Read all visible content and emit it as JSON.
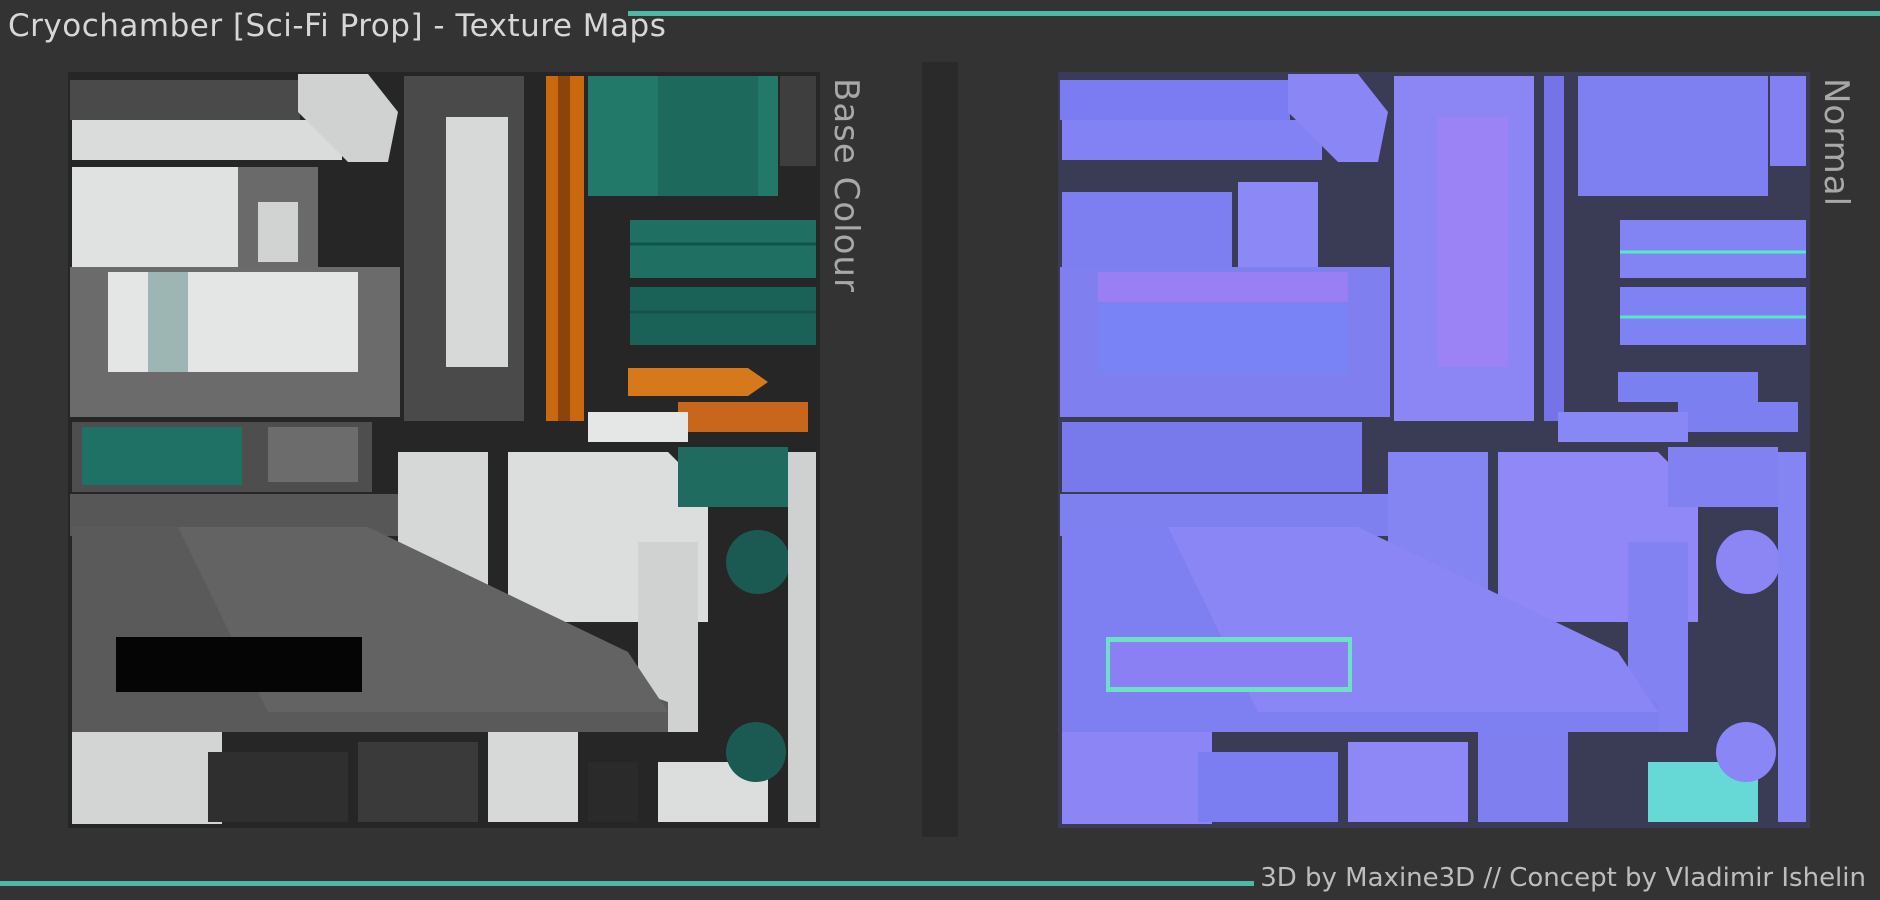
{
  "header": {
    "title": "Cryochamber [Sci-Fi Prop] - Texture Maps"
  },
  "panels": {
    "base": {
      "label": "Base Colour"
    },
    "normal": {
      "label": "Normal"
    }
  },
  "footer": {
    "credits": "3D by Maxine3D // Concept by Vladimir Ishelin"
  },
  "colors": {
    "accent": "#4fb8a5",
    "background": "#2a2a2a",
    "panel": "#333333",
    "normal_base": "#7f7ff0",
    "base_grey": "#5a5a5a",
    "base_white": "#dfe2e1",
    "base_teal": "#1f6f63",
    "base_orange": "#c9680f"
  }
}
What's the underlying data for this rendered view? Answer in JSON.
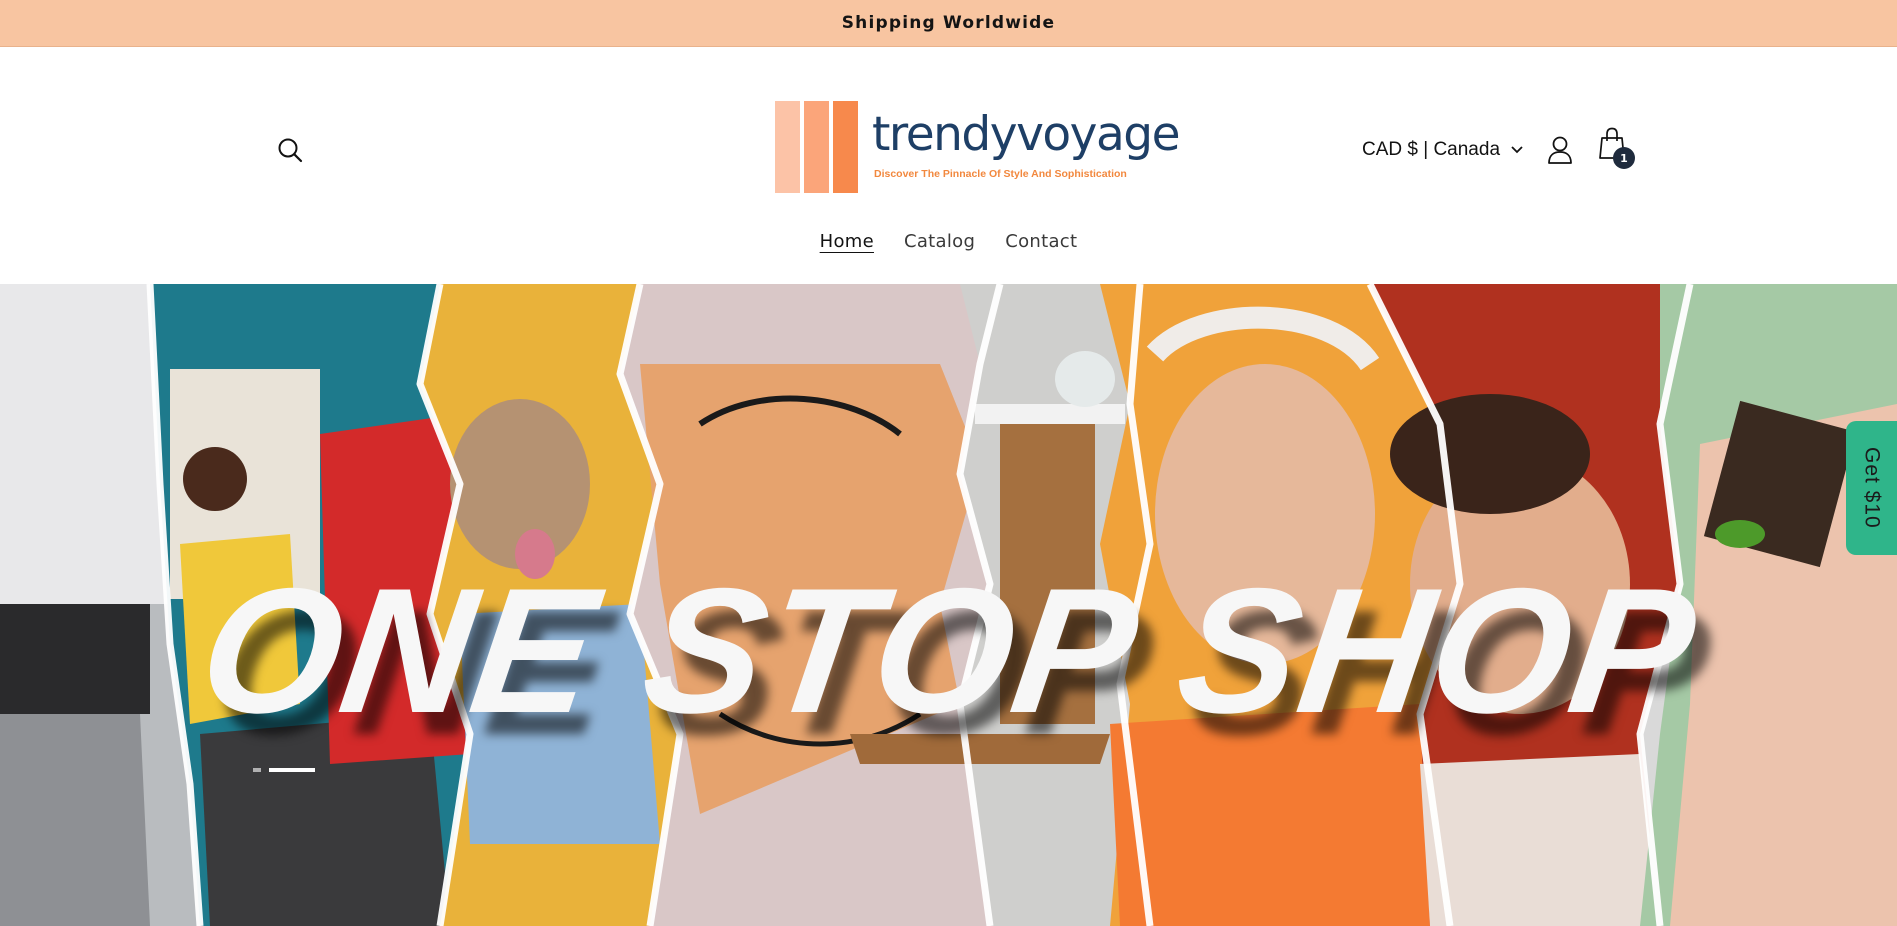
{
  "announcement": {
    "text": "Shipping Worldwide"
  },
  "header": {
    "logo": {
      "name": "trendyvoyage",
      "tagline": "Discover The Pinnacle Of Style And Sophistication"
    },
    "country_selector": {
      "value": "CAD $ | Canada"
    },
    "cart": {
      "count": "1"
    }
  },
  "nav": {
    "items": [
      {
        "label": "Home",
        "active": true
      },
      {
        "label": "Catalog",
        "active": false
      },
      {
        "label": "Contact",
        "active": false
      }
    ]
  },
  "hero": {
    "title": "ONE STOP SHOP",
    "slides": 2,
    "active_slide": 2
  },
  "promo_tab": {
    "label": "Get $10"
  },
  "colors": {
    "announcement_bg": "#f8c5a1",
    "logo_text": "#1e3f66",
    "logo_accent": "#f2883e",
    "promo_bg": "#2fb58a",
    "cart_badge": "#1f2b3d"
  },
  "icons": [
    "search-icon",
    "user-icon",
    "shopping-bag-icon",
    "chevron-down-icon"
  ]
}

● ● ● ● ● ● ●

> [Problem details] Only lines with "JSON" are wanted here; list each of them.

> [Task answer]
Read all visible content and emit it as JSON.
What's the underlying data for this rendered view? Answer in JSON.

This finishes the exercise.